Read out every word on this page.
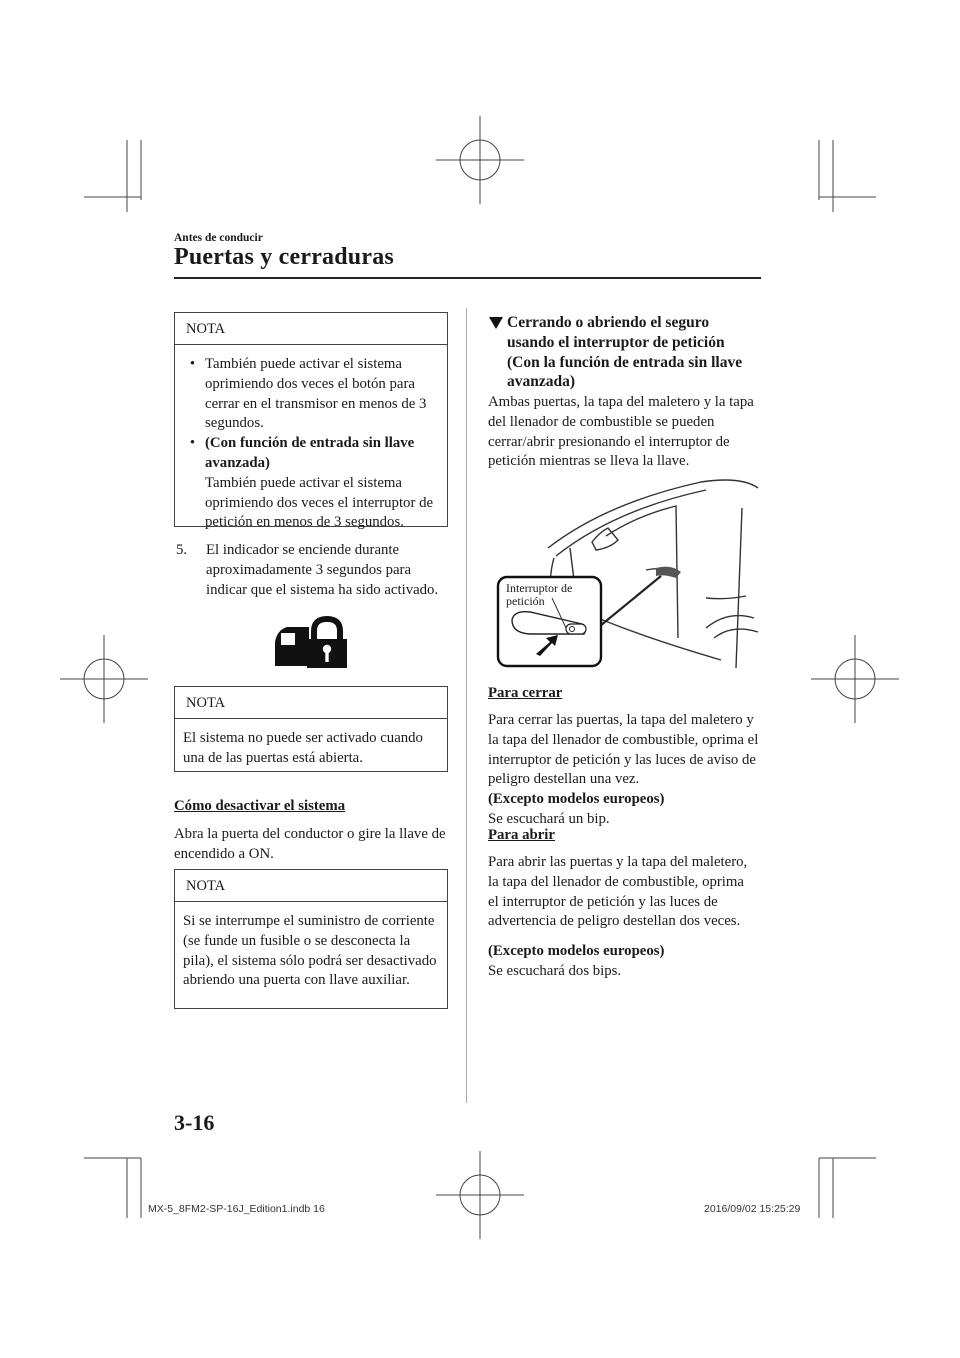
Antes de conducir
Puertas y cerraduras
NOTA
• También puede activar el sistema oprimiendo dos veces el botón para cerrar en el transmisor en menos de 3 segundos.
• (Con función de entrada sin llave avanzada)
También puede activar el sistema oprimiendo dos veces el interruptor de petición en menos de 3 segundos.
5.	El indicador se enciende durante aproximadamente 3 segundos para indicar que el sistema ha sido activado.
NOTA
El sistema no puede ser activado cuando una de las puertas está abierta.
Cómo desactivar el sistema
Abra la puerta del conductor o gire la llave de encendido a ON.
NOTA
Si se interrumpe el suministro de corriente (se funde un fusible o se desconecta la pila), el sistema sólo podrá ser desactivado abriendo una puerta con llave auxiliar.
Cerrando o abriendo el seguro usando el interruptor de petición (Con la función de entrada sin llave avanzada)
Ambas puertas, la tapa del maletero y la tapa del llenador de combustible se pueden cerrar/abrir presionando el interruptor de petición mientras se lleva la llave.
Interruptor de
petición
Para cerrar
Para cerrar las puertas, la tapa del maletero y la tapa del llenador de combustible, oprima el interruptor de petición y las luces de aviso de peligro destellan una vez.
(Excepto modelos europeos)
Se escuchará un bip.
Para abrir
Para abrir las puertas y la tapa del maletero, la tapa del llenador de combustible, oprima el interruptor de petición y las luces de advertencia de peligro destellan dos veces.
(Excepto modelos europeos)
Se escuchará dos bips.
3-16
MX-5_8FM2-SP-16J_Edition1.indb 16	2016/09/02 15:25:29
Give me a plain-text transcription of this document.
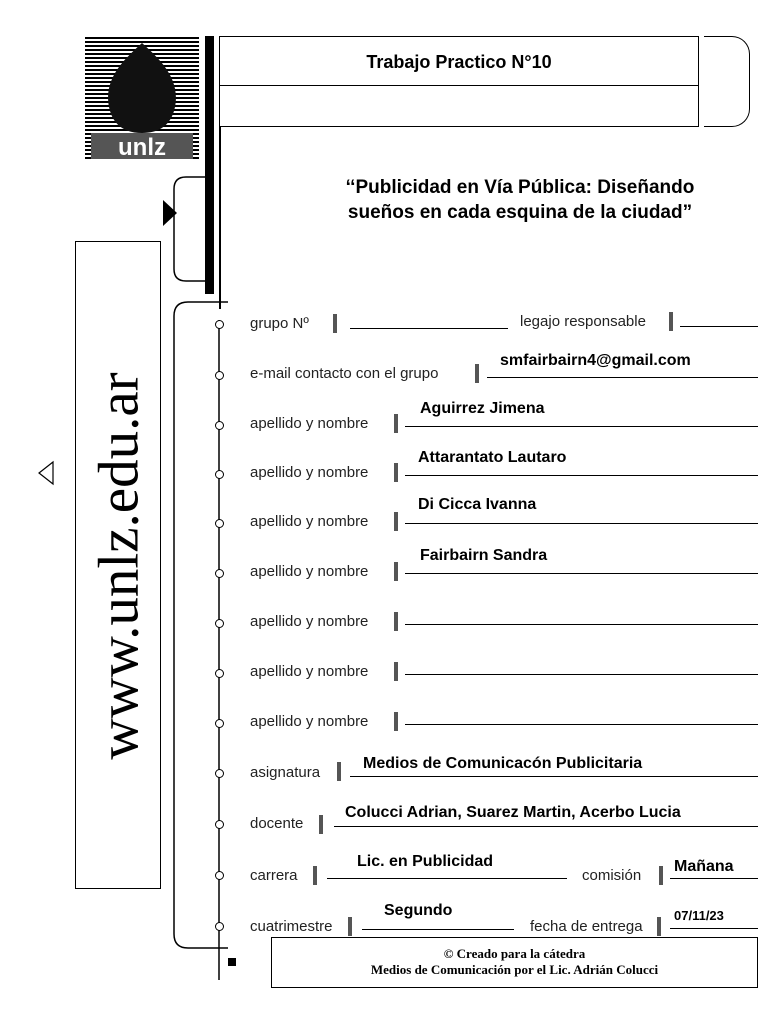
unlz
Trabajo Practico N°10
‘‘Publicidad en Vía Pública: Diseñando
sueños en cada esquina de la ciudad”
www.unlz.edu.ar
grupo Nº	legajo responsable
e-mail contacto con el grupo
smfairbairn4@gmail.com
apellido y nombre
Aguirrez Jimena
apellido y nombre
Attarantato Lautaro
apellido y nombre
Di Cicca Ivanna
apellido y nombre
Fairbairn Sandra
apellido y nombre
apellido y nombre
apellido y nombre
asignatura
Medios de Comunicacón Publicitaria
docente
Colucci Adrian, Suarez Martin, Acerbo Lucia
carrera
Lic. en Publicidad
comisión
Mañana
cuatrimestre
Segundo
fecha de entrega
07/11/23
© Creado para la cátedra
Medios de Comunicación por el Lic. Adrián Colucci
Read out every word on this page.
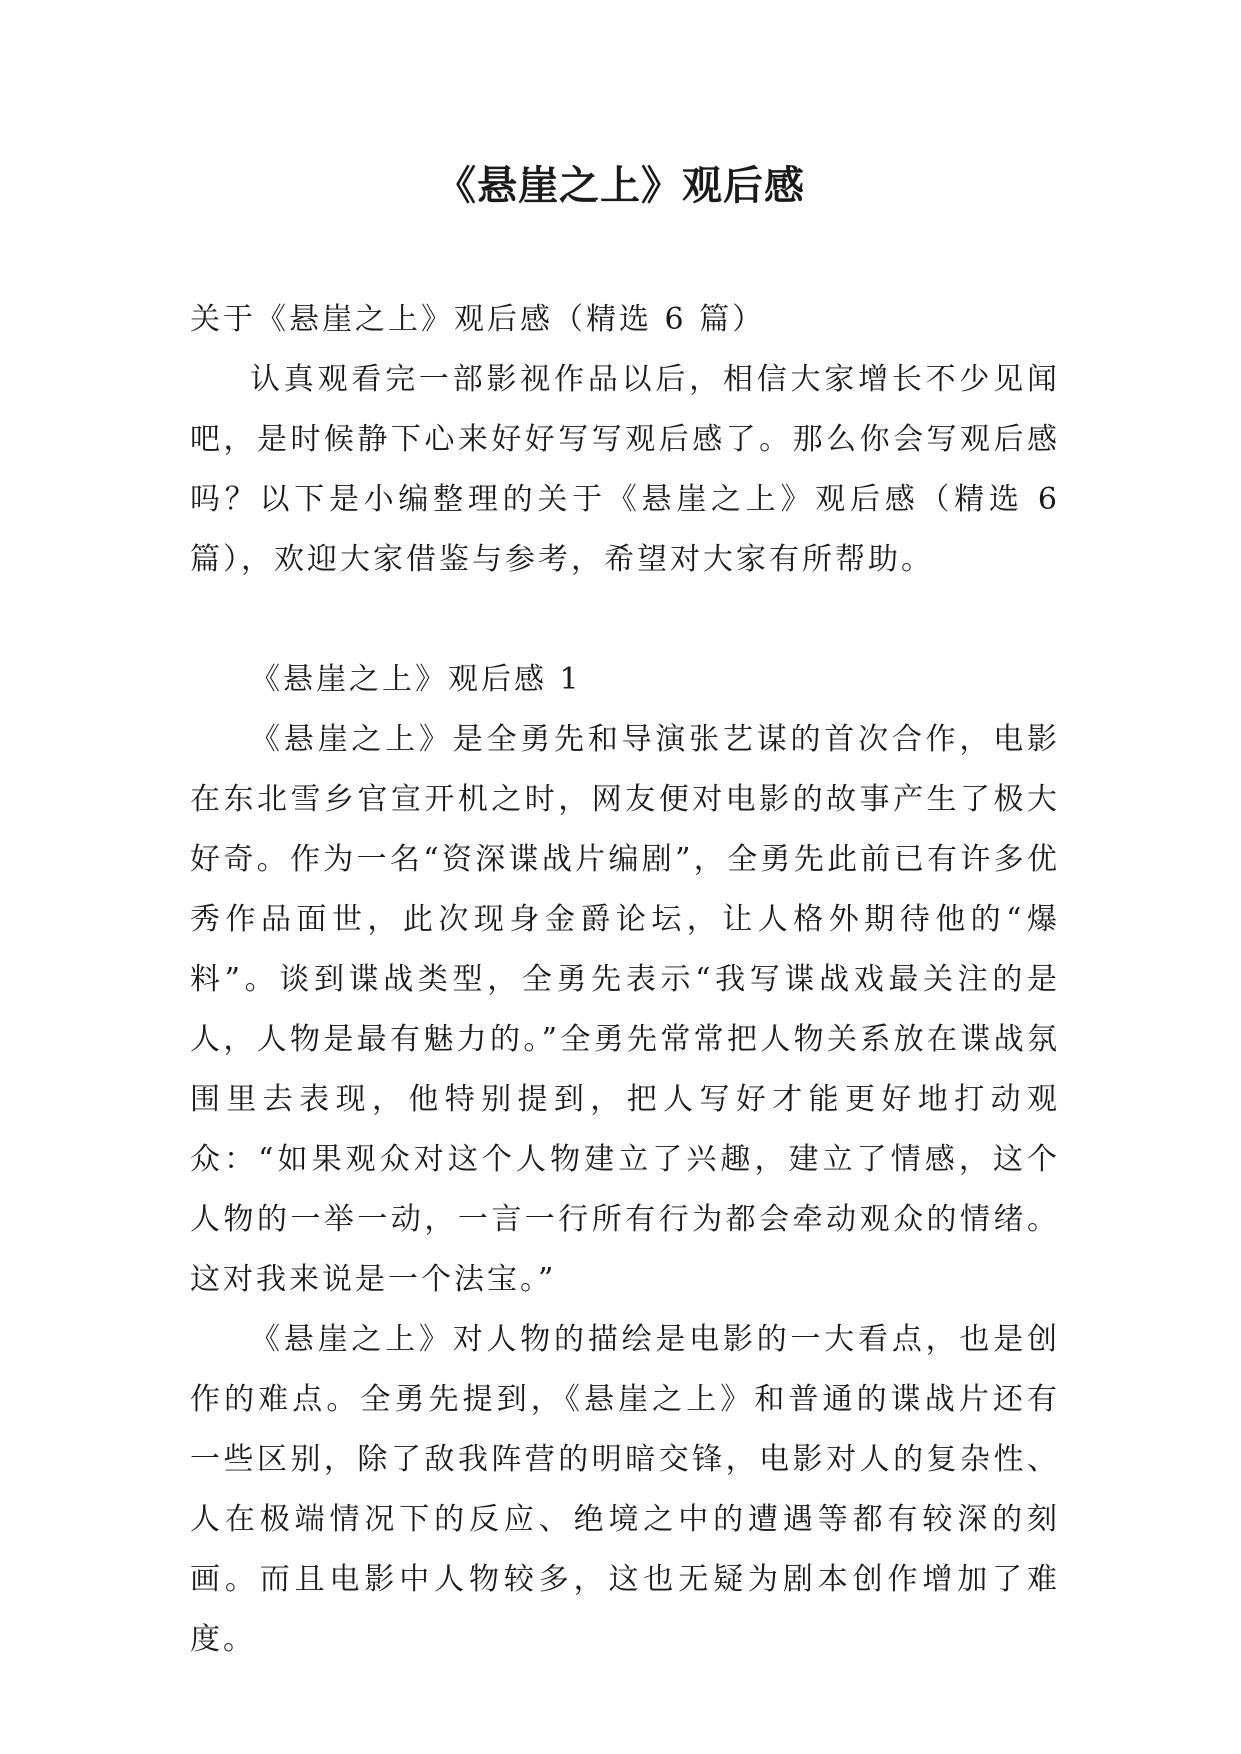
《悬崖之上》观后感

关于《悬崖之上》观后感（精选 6 篇）

认真观看完一部影视作品以后，相信大家增长不少见闻吧，是时候静下心来好好写写观后感了。那么你会写观后感吗？以下是小编整理的关于《悬崖之上》观后感（精选 6 篇），欢迎大家借鉴与参考，希望对大家有所帮助。

《悬崖之上》观后感 1

《悬崖之上》是全勇先和导演张艺谋的首次合作，电影在东北雪乡官宣开机之时，网友便对电影的故事产生了极大好奇。作为一名“资深谍战片编剧”，全勇先此前已有许多优秀作品面世，此次现身金爵论坛，让人格外期待他的“爆料”。谈到谍战类型，全勇先表示“我写谍战戏最关注的是人，人物是最有魅力的。”全勇先常常把人物关系放在谍战氛围里去表现，他特别提到，把人写好才能更好地打动观众：“如果观众对这个人物建立了兴趣，建立了情感，这个人物的一举一动，一言一行所有行为都会牵动观众的情绪。这对我来说是一个法宝。”

《悬崖之上》对人物的描绘是电影的一大看点，也是创作的难点。全勇先提到，《悬崖之上》和普通的谍战片还有一些区别，除了敌我阵营的明暗交锋，电影对人的复杂性、人在极端情况下的反应、绝境之中的遭遇等都有较深的刻画。而且电影中人物较多，这也无疑为剧本创作增加了难度。
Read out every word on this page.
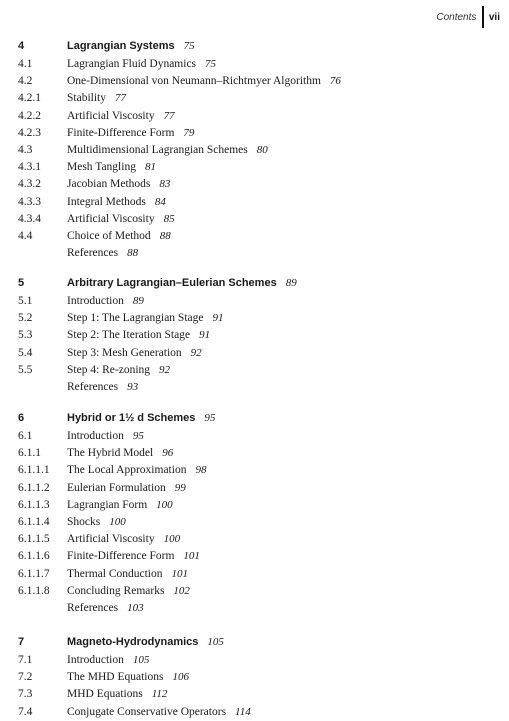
Contents	vii
4	Lagrangian Systems 75
4.1	Lagrangian Fluid Dynamics 75
4.2	One-Dimensional von Neumann–Richtmyer Algorithm 76
4.2.1 Stability 77
4.2.2 Artificial Viscosity 77
4.2.3 Finite-Difference Form 79
4.3	Multidimensional Lagrangian Schemes 80
4.3.1 Mesh Tangling 81
4.3.2 Jacobian Methods 83
4.3.3 Integral Methods 84
4.3.4 Artificial Viscosity 85
4.4	Choice of Method 88
References 88
5	Arbitrary Lagrangian–Eulerian Schemes 89
5.1	Introduction 89
5.2	Step 1: The Lagrangian Stage 91
5.3	Step 2: The Iteration Stage 91
5.4	Step 3: Mesh Generation 92
5.5	Step 4: Re-zoning 92
References 93
6	Hybrid or 1½ d Schemes 95
6.1	Introduction 95
6.1.1 The Hybrid Model 96
6.1.1.1 The Local Approximation 98
6.1.1.2 Eulerian Formulation 99
6.1.1.3 Lagrangian Form 100
6.1.1.4 Shocks 100
6.1.1.5 Artificial Viscosity 100
6.1.1.6 Finite-Difference Form 101
6.1.1.7 Thermal Conduction 101
6.1.1.8 Concluding Remarks 102
References 103
7	Magneto-Hydrodynamics 105
7.1	Introduction 105
7.2	The MHD Equations 106
7.3	MHD Equations 112
7.4	Conjugate Conservative Operators 114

-*-*-

(Exercise details)
Identify lines with the string "tapa". Copy each one.

(Written answer)
Ambas puertas, la tapa del maletero y la tapa del llenador de combustible se pueden cerrar/abrir presionando el interruptor de petición mientras se lleva la llave.
Para cerrar las puertas, la tapa del maletero y la tapa del llenador de combustible, oprima el interruptor de petición y las luces de aviso de peligro destellan una vez.
Para abrir las puertas y la tapa del maletero, la tapa del llenador de combustible, oprima el interruptor de petición y las luces de advertencia de peligro destellan dos veces.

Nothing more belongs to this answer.